- TASK GOAL:
Copy out each line of the listing that has the word "text" in it.

Recorded data:
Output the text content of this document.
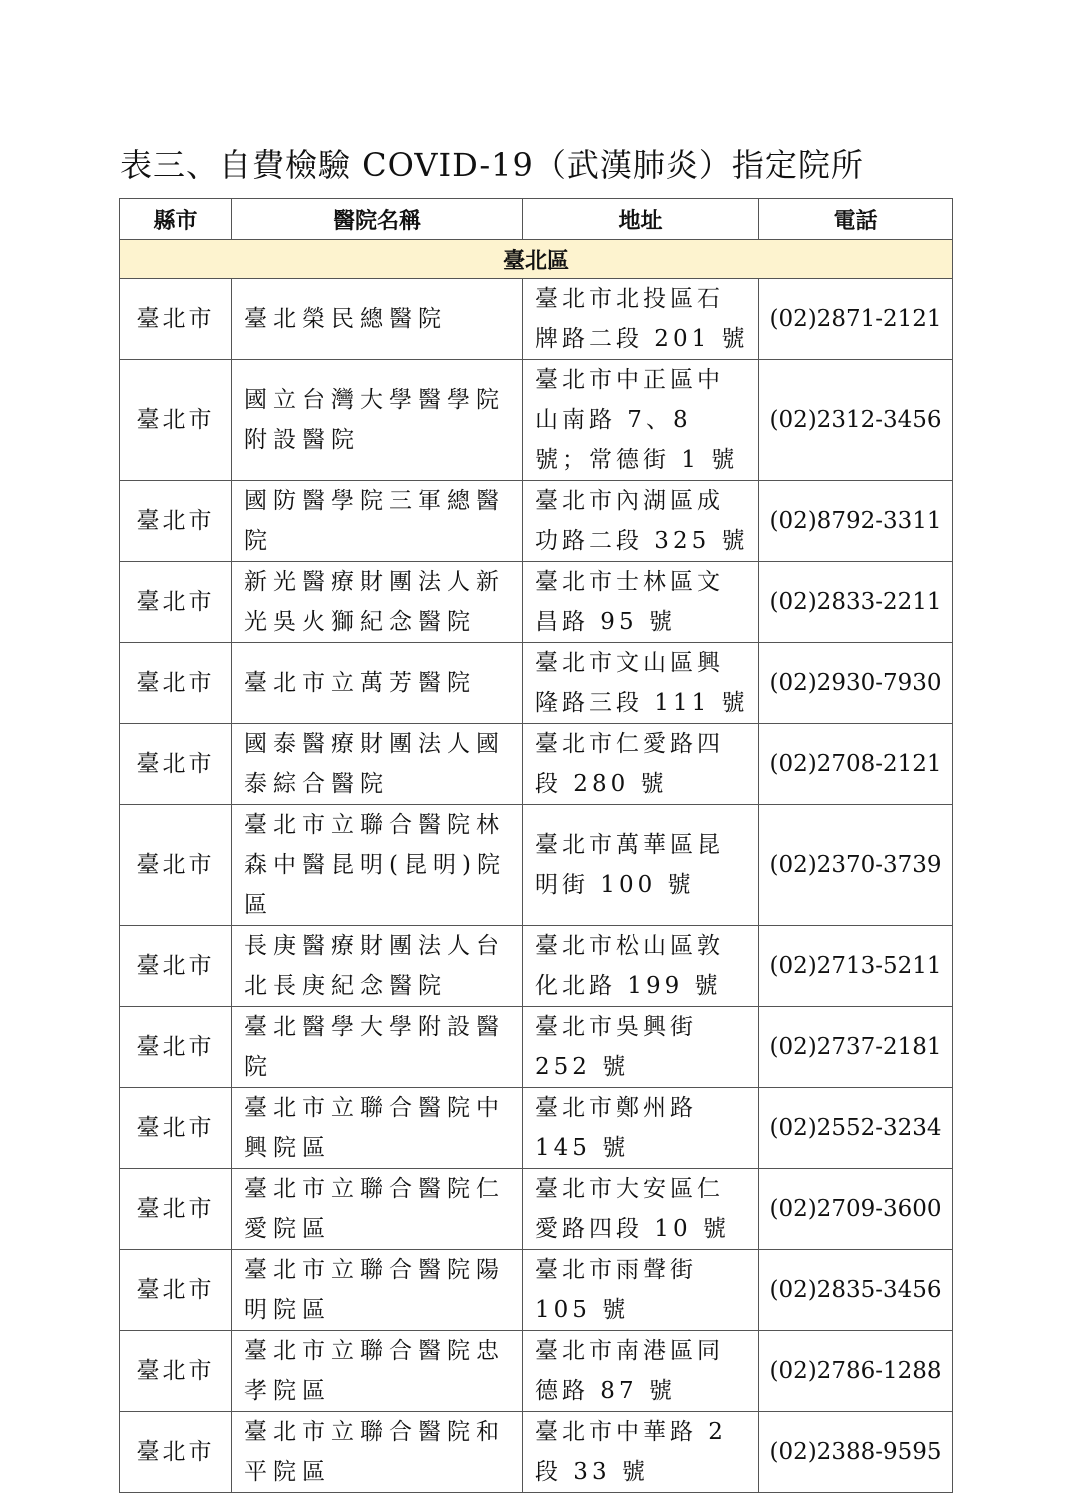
表三、自費檢驗 COVID-19（武漢肺炎）指定院所
縣市	醫院名稱	地址	電話
臺北區			
臺北市	臺北榮民總醫院	臺北市北投區石牌路二段 201 號	(02)2871-2121
臺北市	國立台灣大學醫學院附設醫院	臺北市中正區中山南路 7、8 號；常德街 1 號	(02)2312-3456
臺北市	國防醫學院三軍總醫院	臺北市內湖區成功路二段 325 號	(02)8792-3311
臺北市	新光醫療財團法人新光吳火獅紀念醫院	臺北市士林區文昌路 95 號	(02)2833-2211
臺北市	臺北市立萬芳醫院	臺北市文山區興隆路三段 111 號	(02)2930-7930
臺北市	國泰醫療財團法人國泰綜合醫院	臺北市仁愛路四段 280 號	(02)2708-2121
臺北市	臺北市立聯合醫院林森中醫昆明(昆明)院區	臺北市萬華區昆明街 100 號	(02)2370-3739
臺北市	長庚醫療財團法人台北長庚紀念醫院	臺北市松山區敦化北路 199 號	(02)2713-5211
臺北市	臺北醫學大學附設醫院	臺北市吳興街 252 號	(02)2737-2181
臺北市	臺北市立聯合醫院中興院區	臺北市鄭州路 145 號	(02)2552-3234
臺北市	臺北市立聯合醫院仁愛院區	臺北市大安區仁愛路四段 10 號	(02)2709-3600
臺北市	臺北市立聯合醫院陽明院區	臺北市雨聲街 105 號	(02)2835-3456
臺北市	臺北市立聯合醫院忠孝院區	臺北市南港區同德路 87 號	(02)2786-1288
臺北市	臺北市立聯合醫院和平院區	臺北市中華路 2 段 33 號	(02)2388-9595
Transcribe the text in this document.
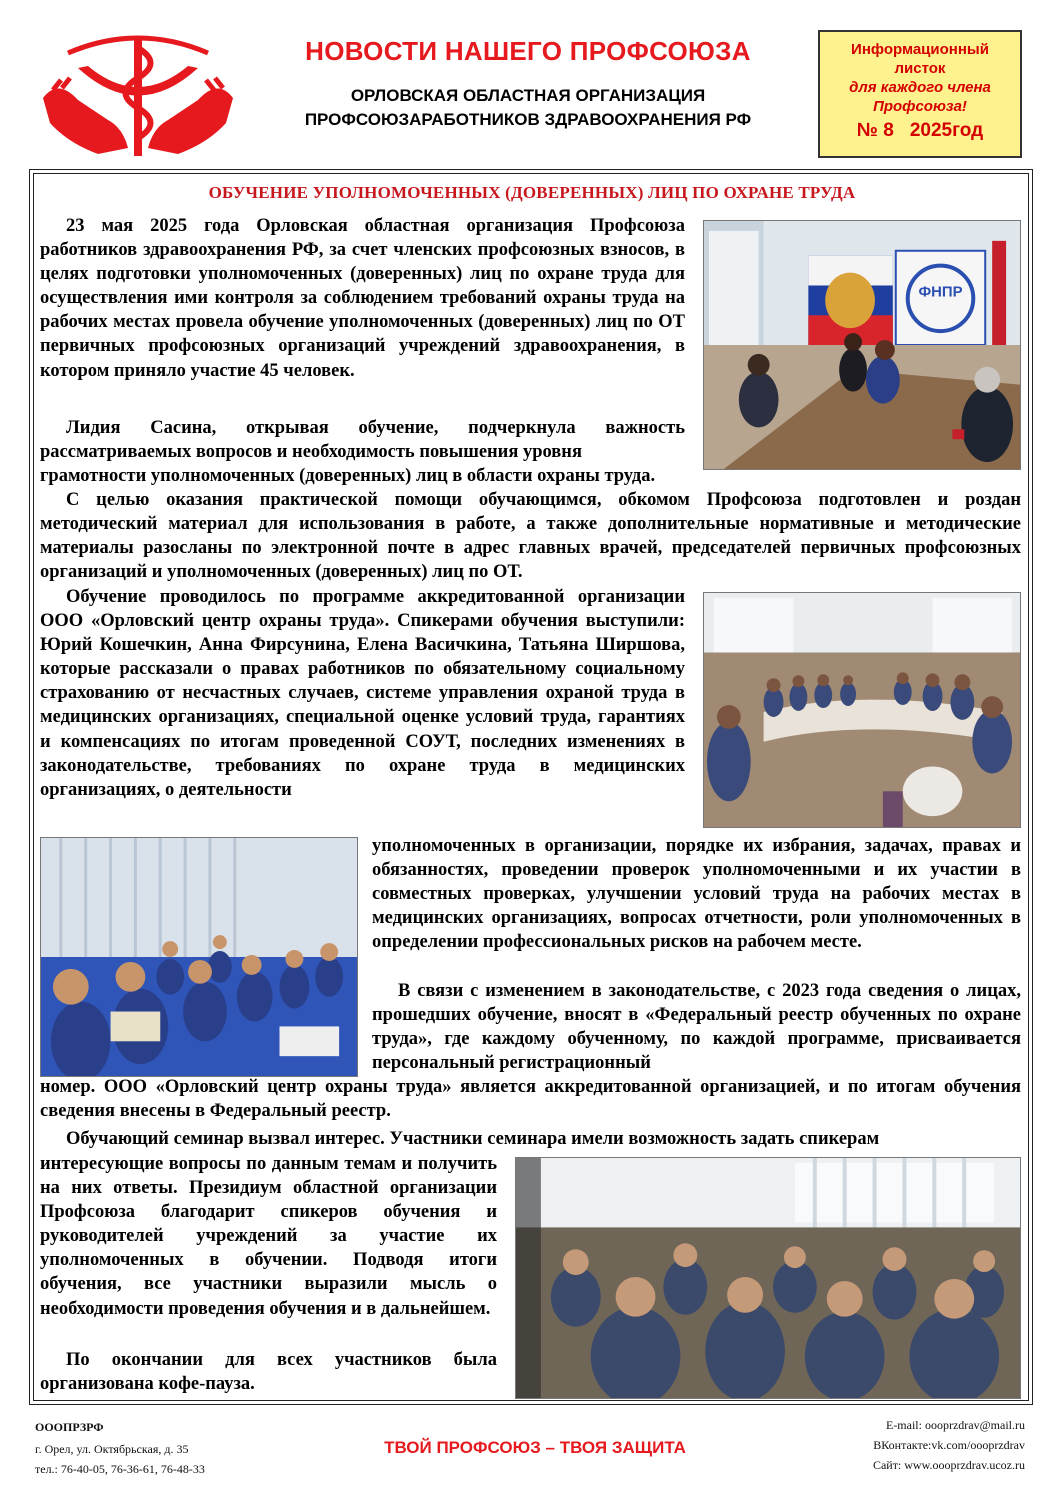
НОВОСТИ НАШЕГО ПРОФСОЮЗА
ОРЛОВСКАЯ ОБЛАСТНАЯ ОРГАНИЗАЦИЯ
ПРОФСОЮЗАРАБОТНИКОВ ЗДРАВООХРАНЕНИЯ РФ
Информационный
листок
для каждого члена
Профсоюза!
№ 8 2025год
ОБУЧЕНИЕ УПОЛНОМОЧЕННЫХ (ДОВЕРЕННЫХ) ЛИЦ ПО ОХРАНЕ ТРУДА
ФНПР
23 мая 2025 года Орловская областная организация Профсоюза работников здравоохранения РФ, за счет членских профсоюзных взносов, в целях подготовки уполномоченных (доверенных) лиц по охране труда для осуществления ими контроля за соблюдением требований охраны труда на рабочих местах провела обучение уполномоченных (доверенных) лиц по ОТ первичных профсоюзных организаций учреждений здравоохранения, в котором приняло участие 45 человек.
Лидия Сасина, открывая обучение, подчеркнула важность рассматриваемых вопросов и необходимость повышения уровня
грамотности уполномоченных (доверенных) лиц в области охраны труда.
С целью оказания практической помощи обучающимся, обкомом Профсоюза подготовлен и роздан методический материал для использования в работе, а также дополнительные нормативные и методические материалы разосланы по электронной почте в адрес главных врачей, председателей первичных профсоюзных организаций и уполномоченных (доверенных) лиц по ОТ.
Обучение проводилось по программе аккредитованной организации ООО «Орловский центр охраны труда». Спикерами обучения выступили: Юрий Кошечкин, Анна Фирсунина, Елена Васичкина, Татьяна Ширшова, которые рассказали о правах работников по обязательному социальному страхованию от несчастных случаев, системе управления охраной труда в медицинских организациях, специальной оценке условий труда, гарантиях и компенсациях по итогам проведенной СОУТ, последних изменениях в законодательстве, требованиях по охране труда в медицинских организациях, о деятельности
уполномоченных в организации, порядке их избрания, задачах, правах и обязанностях, проведении проверок уполномоченными и их участии в совместных проверках, улучшении условий труда на рабочих местах в медицинских организациях, вопросах отчетности, роли уполномоченных в определении профессиональных рисков на рабочем месте.
В связи с изменением в законодательстве, с 2023 года сведения о лицах, прошедших обучение, вносят в «Федеральный реестр обученных по охране труда», где каждому обученному, по каждой программе, присваивается персональный регистрационный
номер. ООО «Орловский центр охраны труда» является аккредитованной организацией, и по итогам обучения сведения внесены в Федеральный реестр.
Обучающий семинар вызвал интерес. Участники семинара имели возможность задать спикерам
интересующие вопросы по данным темам и получить на них ответы. Президиум областной организации Профсоюза благодарит спикеров обучения и руководителей учреждений за участие их уполномоченных в обучении. Подводя итоги обучения, все участники выразили мысль о необходимости проведения обучения и в дальнейшем.
По окончании для всех участников была организована кофе-пауза.
ОООПРЗРФ
г. Орел, ул. Октябрьская, д. 35
тел.: 76-40-05, 76-36-61, 76-48-33
ТВОЙ ПРОФСОЮЗ – ТВОЯ ЗАЩИТА
E-mail: oooprzdrav@mail.ru
ВКонтакте:vk.com/oooprzdrav
Сайт: www.oooprzdrav.ucoz.ru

- TASK OUTPUT:
Output the text content of this document.
Transcribe the text in this document.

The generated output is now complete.